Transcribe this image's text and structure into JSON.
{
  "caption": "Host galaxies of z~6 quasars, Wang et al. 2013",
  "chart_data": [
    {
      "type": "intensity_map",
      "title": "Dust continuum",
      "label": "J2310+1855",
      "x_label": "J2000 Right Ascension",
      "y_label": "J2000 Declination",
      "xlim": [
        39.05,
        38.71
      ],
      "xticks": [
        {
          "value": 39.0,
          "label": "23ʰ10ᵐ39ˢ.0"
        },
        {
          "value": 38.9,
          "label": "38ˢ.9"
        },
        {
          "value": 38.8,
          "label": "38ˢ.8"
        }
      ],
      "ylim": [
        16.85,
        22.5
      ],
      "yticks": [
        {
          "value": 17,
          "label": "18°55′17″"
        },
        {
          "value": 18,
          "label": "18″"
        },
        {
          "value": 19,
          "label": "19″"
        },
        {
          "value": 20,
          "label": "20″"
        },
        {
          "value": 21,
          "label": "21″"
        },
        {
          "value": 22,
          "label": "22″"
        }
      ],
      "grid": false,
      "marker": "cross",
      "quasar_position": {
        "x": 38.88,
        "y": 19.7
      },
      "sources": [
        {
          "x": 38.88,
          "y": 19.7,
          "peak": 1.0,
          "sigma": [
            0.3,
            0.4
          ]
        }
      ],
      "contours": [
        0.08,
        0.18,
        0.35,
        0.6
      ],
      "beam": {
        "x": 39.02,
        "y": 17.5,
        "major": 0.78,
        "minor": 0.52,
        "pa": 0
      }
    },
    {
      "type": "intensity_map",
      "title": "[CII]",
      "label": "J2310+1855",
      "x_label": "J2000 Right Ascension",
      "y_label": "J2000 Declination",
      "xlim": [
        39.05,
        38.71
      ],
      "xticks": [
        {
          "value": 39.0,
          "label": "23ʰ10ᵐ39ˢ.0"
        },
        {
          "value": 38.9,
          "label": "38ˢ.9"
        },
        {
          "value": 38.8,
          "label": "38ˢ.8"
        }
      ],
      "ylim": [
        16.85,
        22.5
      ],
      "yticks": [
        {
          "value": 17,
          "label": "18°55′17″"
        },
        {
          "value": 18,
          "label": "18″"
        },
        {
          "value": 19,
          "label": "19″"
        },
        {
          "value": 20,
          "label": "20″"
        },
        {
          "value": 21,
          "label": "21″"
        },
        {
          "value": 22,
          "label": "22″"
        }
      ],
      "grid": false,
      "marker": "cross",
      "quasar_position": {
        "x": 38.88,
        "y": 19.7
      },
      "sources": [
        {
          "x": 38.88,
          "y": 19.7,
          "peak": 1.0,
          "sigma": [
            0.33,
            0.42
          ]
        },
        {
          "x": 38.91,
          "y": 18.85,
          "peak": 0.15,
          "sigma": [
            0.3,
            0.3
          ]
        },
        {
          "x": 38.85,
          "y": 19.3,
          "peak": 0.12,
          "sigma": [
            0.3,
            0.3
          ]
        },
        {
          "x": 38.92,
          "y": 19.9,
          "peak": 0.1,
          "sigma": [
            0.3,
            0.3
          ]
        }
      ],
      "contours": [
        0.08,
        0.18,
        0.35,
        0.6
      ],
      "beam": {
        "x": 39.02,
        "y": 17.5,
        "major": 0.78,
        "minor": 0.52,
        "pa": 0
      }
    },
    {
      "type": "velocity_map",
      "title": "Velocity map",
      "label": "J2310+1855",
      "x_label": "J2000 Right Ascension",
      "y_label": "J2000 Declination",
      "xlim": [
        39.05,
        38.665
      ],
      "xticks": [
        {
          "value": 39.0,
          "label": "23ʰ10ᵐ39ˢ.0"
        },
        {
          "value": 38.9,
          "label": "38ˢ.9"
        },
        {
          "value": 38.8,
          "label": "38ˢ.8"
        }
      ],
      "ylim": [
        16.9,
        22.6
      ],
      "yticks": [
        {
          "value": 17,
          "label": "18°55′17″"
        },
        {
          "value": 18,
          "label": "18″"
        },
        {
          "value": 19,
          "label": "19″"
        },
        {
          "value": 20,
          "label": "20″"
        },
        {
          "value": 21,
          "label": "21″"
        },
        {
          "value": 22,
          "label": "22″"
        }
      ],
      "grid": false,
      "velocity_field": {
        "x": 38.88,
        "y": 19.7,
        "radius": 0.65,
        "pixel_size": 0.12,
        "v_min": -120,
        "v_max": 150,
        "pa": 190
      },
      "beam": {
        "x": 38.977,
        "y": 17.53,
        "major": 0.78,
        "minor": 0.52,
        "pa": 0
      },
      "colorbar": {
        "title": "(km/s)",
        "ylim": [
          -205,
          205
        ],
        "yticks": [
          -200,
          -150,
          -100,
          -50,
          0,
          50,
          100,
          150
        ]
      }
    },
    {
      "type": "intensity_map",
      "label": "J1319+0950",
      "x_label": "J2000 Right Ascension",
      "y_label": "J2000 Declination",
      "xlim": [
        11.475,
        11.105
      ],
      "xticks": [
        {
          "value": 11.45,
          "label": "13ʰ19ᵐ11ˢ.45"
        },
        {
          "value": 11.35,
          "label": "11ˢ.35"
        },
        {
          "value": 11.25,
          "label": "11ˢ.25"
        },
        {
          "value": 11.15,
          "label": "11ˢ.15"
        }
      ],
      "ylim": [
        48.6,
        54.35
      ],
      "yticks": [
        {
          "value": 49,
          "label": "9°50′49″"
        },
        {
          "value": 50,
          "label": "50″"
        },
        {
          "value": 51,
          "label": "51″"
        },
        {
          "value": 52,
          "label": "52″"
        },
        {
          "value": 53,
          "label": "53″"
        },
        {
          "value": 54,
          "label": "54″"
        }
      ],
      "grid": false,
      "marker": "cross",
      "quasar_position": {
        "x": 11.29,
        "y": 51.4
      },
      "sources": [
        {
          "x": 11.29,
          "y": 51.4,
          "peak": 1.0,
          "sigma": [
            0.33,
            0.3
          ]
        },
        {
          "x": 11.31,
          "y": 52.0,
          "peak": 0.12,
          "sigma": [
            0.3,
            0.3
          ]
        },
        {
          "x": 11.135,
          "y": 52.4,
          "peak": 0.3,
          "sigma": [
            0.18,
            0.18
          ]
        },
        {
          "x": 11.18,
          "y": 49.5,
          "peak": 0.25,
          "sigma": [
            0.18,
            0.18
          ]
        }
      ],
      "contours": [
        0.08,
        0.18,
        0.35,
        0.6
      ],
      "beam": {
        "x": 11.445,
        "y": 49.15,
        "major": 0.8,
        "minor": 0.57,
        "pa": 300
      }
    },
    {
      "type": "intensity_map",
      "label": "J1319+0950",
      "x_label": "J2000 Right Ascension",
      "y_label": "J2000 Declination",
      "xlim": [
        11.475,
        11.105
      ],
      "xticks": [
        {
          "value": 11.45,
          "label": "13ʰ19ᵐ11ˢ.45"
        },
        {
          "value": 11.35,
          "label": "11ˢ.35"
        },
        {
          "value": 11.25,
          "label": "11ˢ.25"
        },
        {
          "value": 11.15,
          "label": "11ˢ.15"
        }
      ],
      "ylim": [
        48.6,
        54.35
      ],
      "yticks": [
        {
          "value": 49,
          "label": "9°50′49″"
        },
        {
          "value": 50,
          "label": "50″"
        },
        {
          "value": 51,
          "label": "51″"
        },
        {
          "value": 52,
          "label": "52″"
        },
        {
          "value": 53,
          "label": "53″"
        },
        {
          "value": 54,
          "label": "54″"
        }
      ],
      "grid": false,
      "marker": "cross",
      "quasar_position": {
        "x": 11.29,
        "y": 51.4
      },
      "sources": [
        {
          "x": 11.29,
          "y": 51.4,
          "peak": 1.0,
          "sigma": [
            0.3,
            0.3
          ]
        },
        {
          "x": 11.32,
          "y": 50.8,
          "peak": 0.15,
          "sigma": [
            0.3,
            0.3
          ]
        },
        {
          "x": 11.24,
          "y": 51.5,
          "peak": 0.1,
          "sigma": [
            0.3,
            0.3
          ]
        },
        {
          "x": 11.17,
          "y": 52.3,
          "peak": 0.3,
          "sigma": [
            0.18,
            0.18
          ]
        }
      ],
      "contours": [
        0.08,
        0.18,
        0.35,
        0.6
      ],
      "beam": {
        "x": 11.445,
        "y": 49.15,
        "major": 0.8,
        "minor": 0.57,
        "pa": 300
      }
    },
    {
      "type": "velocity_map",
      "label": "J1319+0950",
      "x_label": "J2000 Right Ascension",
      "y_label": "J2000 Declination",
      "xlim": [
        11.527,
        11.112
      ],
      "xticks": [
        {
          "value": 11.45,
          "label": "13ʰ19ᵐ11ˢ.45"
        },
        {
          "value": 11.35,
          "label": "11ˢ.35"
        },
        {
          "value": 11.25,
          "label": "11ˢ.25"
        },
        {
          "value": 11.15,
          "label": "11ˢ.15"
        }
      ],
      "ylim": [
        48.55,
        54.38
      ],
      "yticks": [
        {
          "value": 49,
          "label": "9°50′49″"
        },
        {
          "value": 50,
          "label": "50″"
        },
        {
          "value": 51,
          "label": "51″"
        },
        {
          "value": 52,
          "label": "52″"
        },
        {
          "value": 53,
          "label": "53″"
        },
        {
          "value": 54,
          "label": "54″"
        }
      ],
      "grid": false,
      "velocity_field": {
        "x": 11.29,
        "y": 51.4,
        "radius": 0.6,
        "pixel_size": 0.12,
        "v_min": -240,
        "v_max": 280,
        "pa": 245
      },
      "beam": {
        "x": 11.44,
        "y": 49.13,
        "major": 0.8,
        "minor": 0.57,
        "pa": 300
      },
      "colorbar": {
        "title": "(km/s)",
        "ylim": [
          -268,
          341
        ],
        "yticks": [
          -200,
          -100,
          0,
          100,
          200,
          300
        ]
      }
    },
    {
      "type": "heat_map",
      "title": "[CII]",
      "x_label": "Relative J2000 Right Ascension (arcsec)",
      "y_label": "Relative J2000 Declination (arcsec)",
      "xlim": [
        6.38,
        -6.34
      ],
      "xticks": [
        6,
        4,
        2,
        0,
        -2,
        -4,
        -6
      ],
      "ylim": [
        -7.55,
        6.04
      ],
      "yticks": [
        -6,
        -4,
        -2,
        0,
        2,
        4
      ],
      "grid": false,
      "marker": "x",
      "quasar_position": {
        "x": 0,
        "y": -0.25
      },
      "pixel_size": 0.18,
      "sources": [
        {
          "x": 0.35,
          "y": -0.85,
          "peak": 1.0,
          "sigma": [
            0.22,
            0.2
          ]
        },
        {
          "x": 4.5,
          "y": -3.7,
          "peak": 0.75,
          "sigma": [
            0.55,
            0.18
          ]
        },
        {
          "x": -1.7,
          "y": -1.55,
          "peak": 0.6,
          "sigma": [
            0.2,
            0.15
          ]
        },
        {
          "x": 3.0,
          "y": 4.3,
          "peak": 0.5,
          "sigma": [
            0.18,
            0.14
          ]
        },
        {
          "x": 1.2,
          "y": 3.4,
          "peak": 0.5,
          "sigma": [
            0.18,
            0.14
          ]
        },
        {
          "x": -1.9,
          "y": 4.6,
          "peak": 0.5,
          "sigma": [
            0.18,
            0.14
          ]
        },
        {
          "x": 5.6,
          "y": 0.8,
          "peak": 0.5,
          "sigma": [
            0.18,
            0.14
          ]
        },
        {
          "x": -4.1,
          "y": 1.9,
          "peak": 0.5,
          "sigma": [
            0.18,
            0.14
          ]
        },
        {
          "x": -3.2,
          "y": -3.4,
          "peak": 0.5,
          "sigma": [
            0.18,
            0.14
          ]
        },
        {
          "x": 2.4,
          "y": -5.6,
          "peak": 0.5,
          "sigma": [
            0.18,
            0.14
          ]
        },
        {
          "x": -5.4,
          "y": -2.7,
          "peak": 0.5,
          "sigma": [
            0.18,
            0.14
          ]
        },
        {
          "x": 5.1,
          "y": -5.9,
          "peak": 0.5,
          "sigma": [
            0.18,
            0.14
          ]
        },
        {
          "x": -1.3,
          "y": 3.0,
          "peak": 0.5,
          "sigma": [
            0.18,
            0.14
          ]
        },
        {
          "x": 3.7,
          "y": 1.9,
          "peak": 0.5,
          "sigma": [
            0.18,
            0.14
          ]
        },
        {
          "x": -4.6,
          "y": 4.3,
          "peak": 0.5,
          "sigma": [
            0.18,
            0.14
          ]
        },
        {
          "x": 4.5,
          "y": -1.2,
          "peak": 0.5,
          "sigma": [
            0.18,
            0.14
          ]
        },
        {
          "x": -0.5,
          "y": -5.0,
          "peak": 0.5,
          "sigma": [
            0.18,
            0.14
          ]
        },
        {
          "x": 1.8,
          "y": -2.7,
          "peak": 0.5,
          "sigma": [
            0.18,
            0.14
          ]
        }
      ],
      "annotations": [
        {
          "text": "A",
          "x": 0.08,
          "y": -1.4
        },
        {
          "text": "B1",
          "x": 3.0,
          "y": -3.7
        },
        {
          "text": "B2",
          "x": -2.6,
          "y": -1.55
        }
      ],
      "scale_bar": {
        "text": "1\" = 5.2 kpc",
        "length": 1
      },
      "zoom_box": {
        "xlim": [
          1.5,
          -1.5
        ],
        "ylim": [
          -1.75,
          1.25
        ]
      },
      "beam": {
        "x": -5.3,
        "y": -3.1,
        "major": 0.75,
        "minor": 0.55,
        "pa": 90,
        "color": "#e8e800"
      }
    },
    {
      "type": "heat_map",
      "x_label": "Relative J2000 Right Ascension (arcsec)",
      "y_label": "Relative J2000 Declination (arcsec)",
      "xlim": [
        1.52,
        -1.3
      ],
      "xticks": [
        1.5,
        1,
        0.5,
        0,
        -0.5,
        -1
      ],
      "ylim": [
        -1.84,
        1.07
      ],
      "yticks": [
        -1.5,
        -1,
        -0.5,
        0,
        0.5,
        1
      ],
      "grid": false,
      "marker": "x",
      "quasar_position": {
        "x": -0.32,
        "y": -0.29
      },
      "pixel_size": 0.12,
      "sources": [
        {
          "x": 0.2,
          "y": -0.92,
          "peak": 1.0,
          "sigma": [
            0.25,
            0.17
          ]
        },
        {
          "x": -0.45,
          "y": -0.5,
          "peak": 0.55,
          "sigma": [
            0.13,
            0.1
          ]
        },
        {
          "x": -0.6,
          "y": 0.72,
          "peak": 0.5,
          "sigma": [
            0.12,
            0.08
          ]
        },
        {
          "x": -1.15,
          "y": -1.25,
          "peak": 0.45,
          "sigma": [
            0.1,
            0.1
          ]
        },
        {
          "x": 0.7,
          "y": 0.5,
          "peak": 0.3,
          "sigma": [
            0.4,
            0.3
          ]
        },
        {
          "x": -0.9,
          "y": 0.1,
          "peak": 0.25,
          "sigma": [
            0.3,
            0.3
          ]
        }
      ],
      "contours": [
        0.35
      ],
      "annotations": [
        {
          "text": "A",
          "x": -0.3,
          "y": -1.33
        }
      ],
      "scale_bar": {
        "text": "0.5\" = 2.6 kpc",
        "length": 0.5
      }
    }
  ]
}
·····
GIVEN PROBLEM. Write down only the number of lines that contain the string "text" in the listing.

EXERCISE ANSWER. 7